[Written task A]
Summarize the forum thread below in exactly two sentences.

[Text extract]
┌────────

# 80D vs 77D



## biertje (Dec 8, 2020)

Hi all and apologies for the long post.

A bit of background: When I go on holiday I always like to have 2 bodies with me. Firstly in case of breakage and secondly as it's nice to have 2 different lens options ready to go. I currently shoot with a 760d/T6s, but it's getting a bit old and worn out now. I'm starting to have a few issues with it and suspect it might be nearing the shutter count. I did have a 60d, but I found it too different to the 760d (mostly the button layout) which made switching between cameras so I sold it. I was hoping that the R7 would come out before my next trip, but that release now seems a long way off.  I'm looking for some advice on an interim camera that can act as my main body with the 760d as backup, that won't break the bank too much*.
I don't really want to "downgrade" on the 760D.
I think it's come down to the 80D or the 77D (I assume 77D is just the next gen 760D). They are both similarly priced on the second hand market, and they seem to have very similar features. The only real difference from a photography perspective seems to be that the 80D has a larger body (akin to the 60D) and the 77D has a better processor. 
As I shoot RAW 99% of the time will I notice the better processor? 
Does anyone have an advice or opinions on which one to go for?
Are they much of an upgrade on the 760D? Should I just look to spend less and get another 760D in better shape?

*The other option is to splash out on the 90D and then sell it, but that seems like a bit of an extravagant purchase. Although If I keep either for about 6months I assume I'll probably lose around £150-200 on any of the cameras.


For info:
- Shoot wildlife and landscapes
-Don't use video so no requirement for mic sockets etc
- Would eventually like to upgrade to R7 and a RF full frame so perhaps having the same batteries would help.
- Hard to tell the future, but having one that held its value slightly better so if selling later can recoup the costs.

Thanks and apologies again for the long post and so many questions.


----------



## photoflyer (Dec 8, 2020)

If they really are the same price and you don't mind the little bit of extra size, get the the 80D.  It may have better build quality and better water sealing.


----------



## biertje (Dec 9, 2020)

Thanks. Yes there's not much in it price wise. I'd imagine that the 80D may hold its value better too.

└────────

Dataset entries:
┌────────

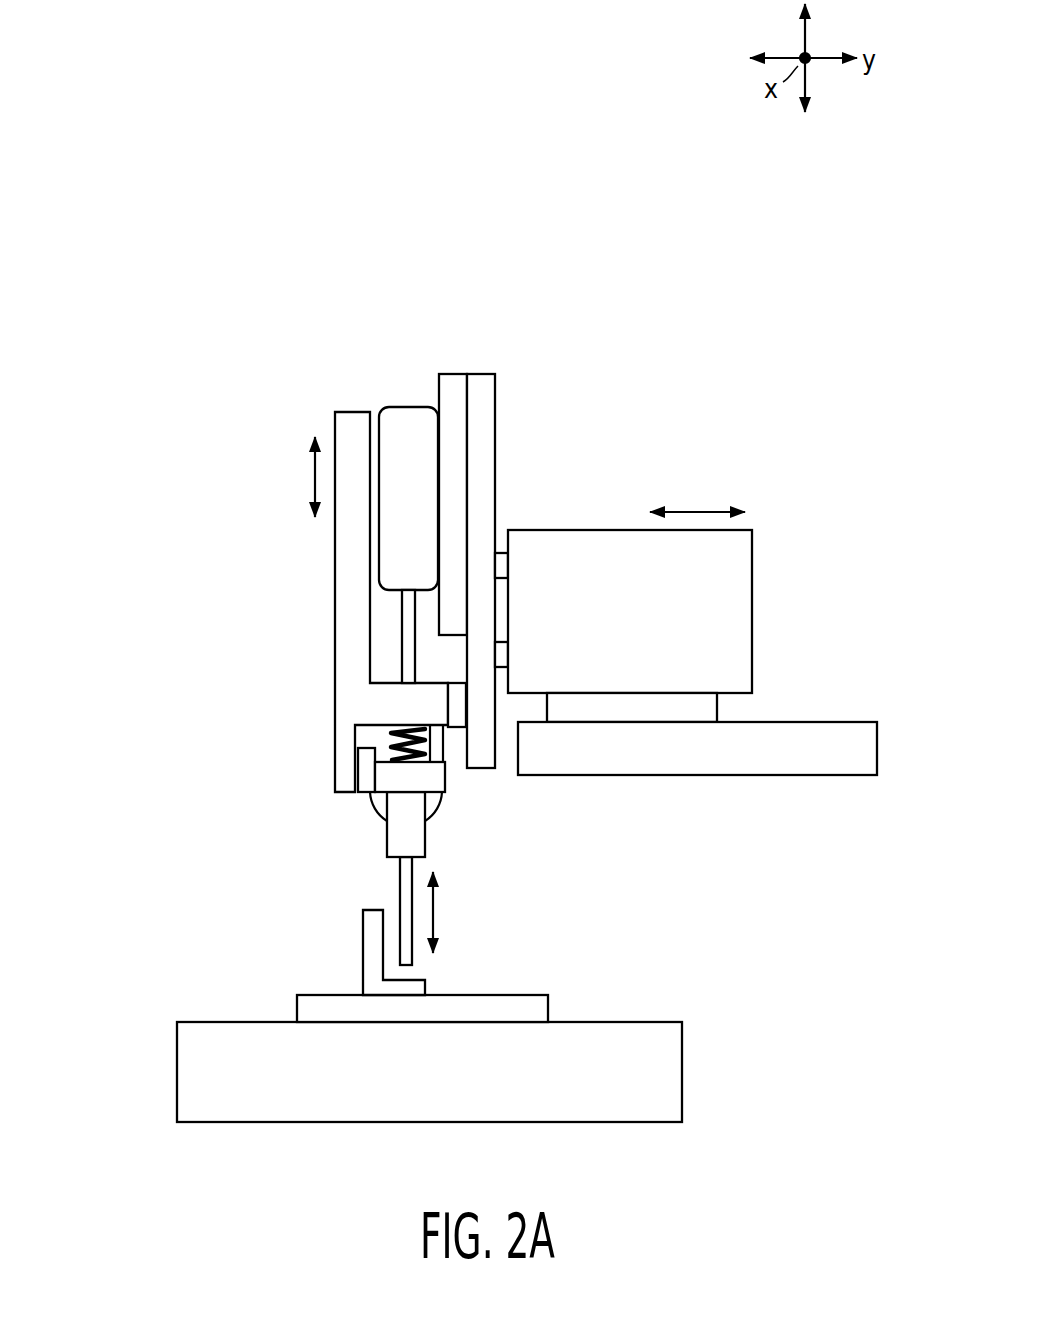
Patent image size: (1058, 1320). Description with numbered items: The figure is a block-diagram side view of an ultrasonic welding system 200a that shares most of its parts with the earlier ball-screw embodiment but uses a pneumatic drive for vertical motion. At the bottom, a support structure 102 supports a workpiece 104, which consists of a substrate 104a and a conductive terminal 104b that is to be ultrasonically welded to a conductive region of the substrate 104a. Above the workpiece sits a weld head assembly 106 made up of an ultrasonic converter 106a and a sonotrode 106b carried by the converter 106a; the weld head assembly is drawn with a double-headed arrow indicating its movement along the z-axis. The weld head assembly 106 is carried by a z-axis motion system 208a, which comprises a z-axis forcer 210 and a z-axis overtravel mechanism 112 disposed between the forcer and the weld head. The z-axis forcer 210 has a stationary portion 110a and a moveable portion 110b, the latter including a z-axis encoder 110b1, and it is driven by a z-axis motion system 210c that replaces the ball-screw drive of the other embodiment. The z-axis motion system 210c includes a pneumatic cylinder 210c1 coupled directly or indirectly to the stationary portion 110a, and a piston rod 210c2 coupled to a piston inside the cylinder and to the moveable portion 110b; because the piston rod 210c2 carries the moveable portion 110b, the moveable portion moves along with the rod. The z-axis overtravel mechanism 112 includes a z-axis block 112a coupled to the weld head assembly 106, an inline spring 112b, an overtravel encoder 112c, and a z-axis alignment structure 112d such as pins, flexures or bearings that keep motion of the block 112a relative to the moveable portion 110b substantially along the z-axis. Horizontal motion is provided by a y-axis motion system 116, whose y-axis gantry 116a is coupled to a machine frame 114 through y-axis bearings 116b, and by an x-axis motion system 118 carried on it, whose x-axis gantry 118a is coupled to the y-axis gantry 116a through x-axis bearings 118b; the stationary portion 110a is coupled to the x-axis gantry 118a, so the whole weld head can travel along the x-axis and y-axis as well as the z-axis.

The support structure 102 is at (682, 1073).
The workpiece 104 is at (417, 966).
The substrate 104a is at (548, 1000).
The conductive terminal 104b is at (363, 947).
The weld head assembly 106 is at (380, 878).
The ultrasonic converter 106a is at (398, 840).
The sonotrode 106b is at (400, 897).
The stationary portion 110a is at (468, 430).
The moveable portion 110b is at (335, 573).
The z-axis encoder 110b1 is at (457, 708).
The z-axis overtravel mechanism 112 is at (312, 789).
The z-axis block 112a is at (411, 780).
The inline spring 112b is at (374, 740).
The overtravel encoder 112c is at (365, 775).
The z-axis alignment structure 112d is at (436, 752).
The machine frame 114 is at (812, 778).
The y-axis motion system 116 is at (698, 602).
The y-axis gantry 116a is at (752, 612).
The y-axis bearings 116b is at (720, 705).
The x-axis motion system 118 is at (562, 564).
The x-axis gantry 118a is at (495, 383).
The x-axis bearings 118b is at (505, 655).
The ultrasonic welding system 200a is at (654, 281).
The z-axis motion system 208a is at (281, 347).
The z-axis forcer 210 is at (299, 470).
The z-axis motion system 210c is at (299, 470).
The pneumatic cylinder 210c1 is at (385, 470).
The piston rod 210c2 is at (408, 627).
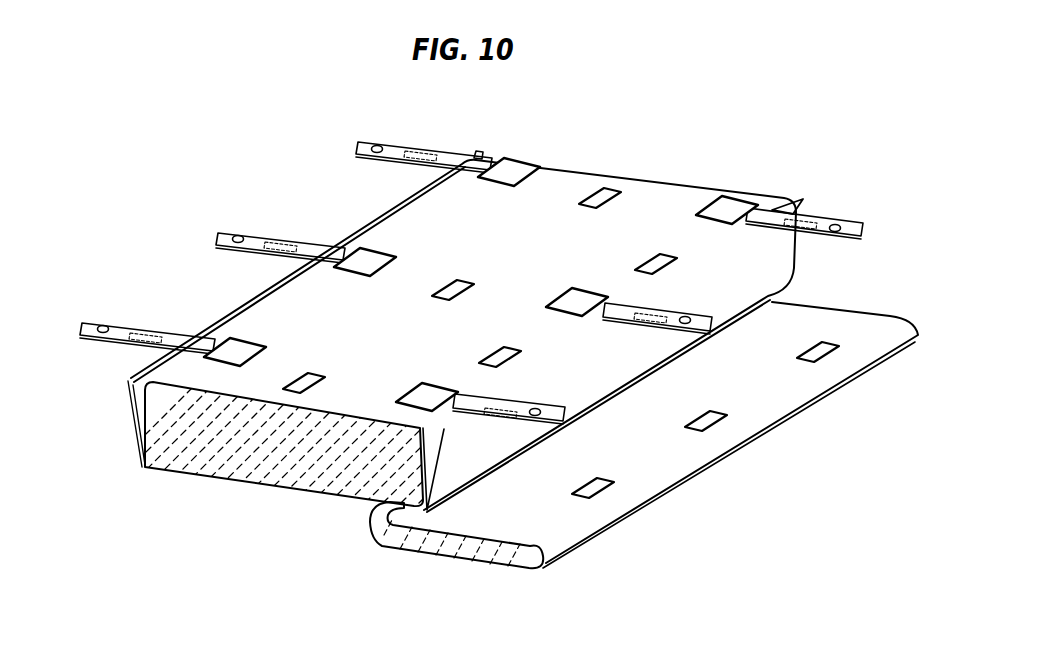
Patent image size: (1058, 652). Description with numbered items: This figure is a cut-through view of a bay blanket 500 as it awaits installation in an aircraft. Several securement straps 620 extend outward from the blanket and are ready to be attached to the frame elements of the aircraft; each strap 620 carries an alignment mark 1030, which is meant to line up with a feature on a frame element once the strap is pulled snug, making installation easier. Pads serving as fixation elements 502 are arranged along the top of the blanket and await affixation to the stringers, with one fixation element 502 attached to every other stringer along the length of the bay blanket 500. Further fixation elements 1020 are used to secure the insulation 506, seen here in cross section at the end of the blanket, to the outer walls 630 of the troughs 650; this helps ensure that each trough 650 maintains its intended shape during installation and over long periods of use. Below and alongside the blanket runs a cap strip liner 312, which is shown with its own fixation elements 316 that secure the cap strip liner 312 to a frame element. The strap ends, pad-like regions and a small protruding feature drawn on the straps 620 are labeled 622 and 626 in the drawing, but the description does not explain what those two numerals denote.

The bay blanket 500 is at (221, 132).
The fixation element 502 is at (600, 188).
The insulation 506 is at (208, 483).
The cap strip liner 312 is at (466, 558).
The fixation element 316 is at (822, 347).
The securement strap 620 is at (872, 168).
The connector pads 622 is at (730, 207).
The spring fin 626 is at (812, 218).
The outer wall 630 is at (588, 371).
The trough 650 is at (490, 148).
The fixation element 1020 is at (659, 256).
The alignment mark 1030 is at (838, 221).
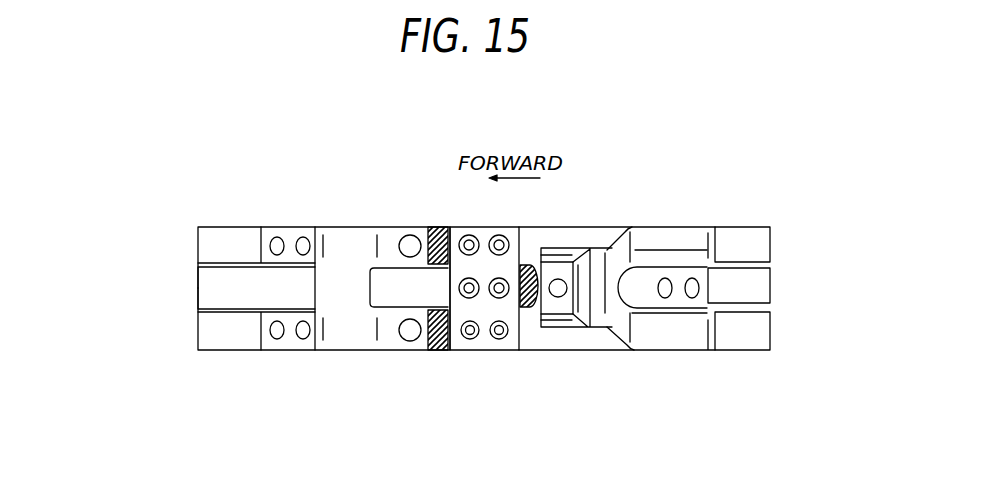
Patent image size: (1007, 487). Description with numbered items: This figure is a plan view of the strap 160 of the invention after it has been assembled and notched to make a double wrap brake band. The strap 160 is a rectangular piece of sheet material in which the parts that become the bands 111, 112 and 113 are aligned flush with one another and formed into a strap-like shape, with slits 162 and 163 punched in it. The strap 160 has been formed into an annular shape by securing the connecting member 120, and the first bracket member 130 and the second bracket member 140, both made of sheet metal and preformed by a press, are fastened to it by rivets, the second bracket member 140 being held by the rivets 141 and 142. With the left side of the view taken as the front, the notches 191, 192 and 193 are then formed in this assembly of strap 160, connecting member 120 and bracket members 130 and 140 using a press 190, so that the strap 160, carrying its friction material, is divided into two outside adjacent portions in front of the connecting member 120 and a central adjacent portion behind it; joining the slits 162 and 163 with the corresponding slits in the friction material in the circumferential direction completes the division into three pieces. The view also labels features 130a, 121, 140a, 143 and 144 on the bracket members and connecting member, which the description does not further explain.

The first bracket member 130 is at (251, 287).
The rear connector slot 130a is at (334, 337).
The slit 162 is at (222, 265).
The slit 163 is at (215, 307).
The notch 191 is at (420, 229).
The notch 192 is at (432, 350).
The press 190 is at (436, 350).
The connecting member 120 is at (451, 297).
The fastener hole 121 is at (471, 340).
The notch 193 is at (530, 307).
The second bracket member 140 is at (639, 282).
The forward assembly housing 140a is at (593, 256).
The rivet 142 is at (558, 297).
The guide rail 143 is at (695, 243).
The rivet 141 is at (669, 298).
The lower rail 144 is at (708, 342).
The strap 160 is at (792, 230).
The band 111 is at (766, 239).
The band 112 is at (764, 280).
The band 113 is at (762, 329).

└────────

[Written task B]
Show each line of the records above that contains the word "liner".

[Written response A]
A user who shoots wildlife and landscapes with an aging 760D asks whether to buy a second-hand 80D or 77D as an interim main body, noting that the two are similarly priced and seem to differ mainly in body size and processor. One reply recommends the 80D if the prices really are the same, since it may have better build quality and water sealing, and the original poster adds that the 80D may also hold its value better.

[Written response B]
Patent image size: (1058, 652). Description with numbered items: This figure is a cut-through view of a bay blanket 500 as it awaits installation in an aircraft. Several securement straps 620 extend outward from the blanket and are ready to be attached to the frame elements of the aircraft; each strap 620 carries an alignment mark 1030, which is meant to line up with a feature on a frame element once the strap is pulled snug, making installation easier. Pads serving as fixation elements 502 are arranged along the top of the blanket and await affixation to the stringers, with one fixation element 502 attached to every other stringer along the length of the bay blanket 500. Further fixation elements 1020 are used to secure the insulation 506, seen here in cross section at the end of the blanket, to the outer walls 630 of the troughs 650; this helps ensure that each trough 650 maintains its intended shape during installation and over long periods of use. Below and alongside the blanket runs a cap strip liner 312, which is shown with its own fixation elements 316 that secure the cap strip liner 312 to a frame element. The strap ends, pad-like regions and a small protruding feature drawn on the straps 620 are labeled 622 and 626 in the drawing, but the description does not explain what those two numerals denote.
The cap strip liner 312 is at (466, 558).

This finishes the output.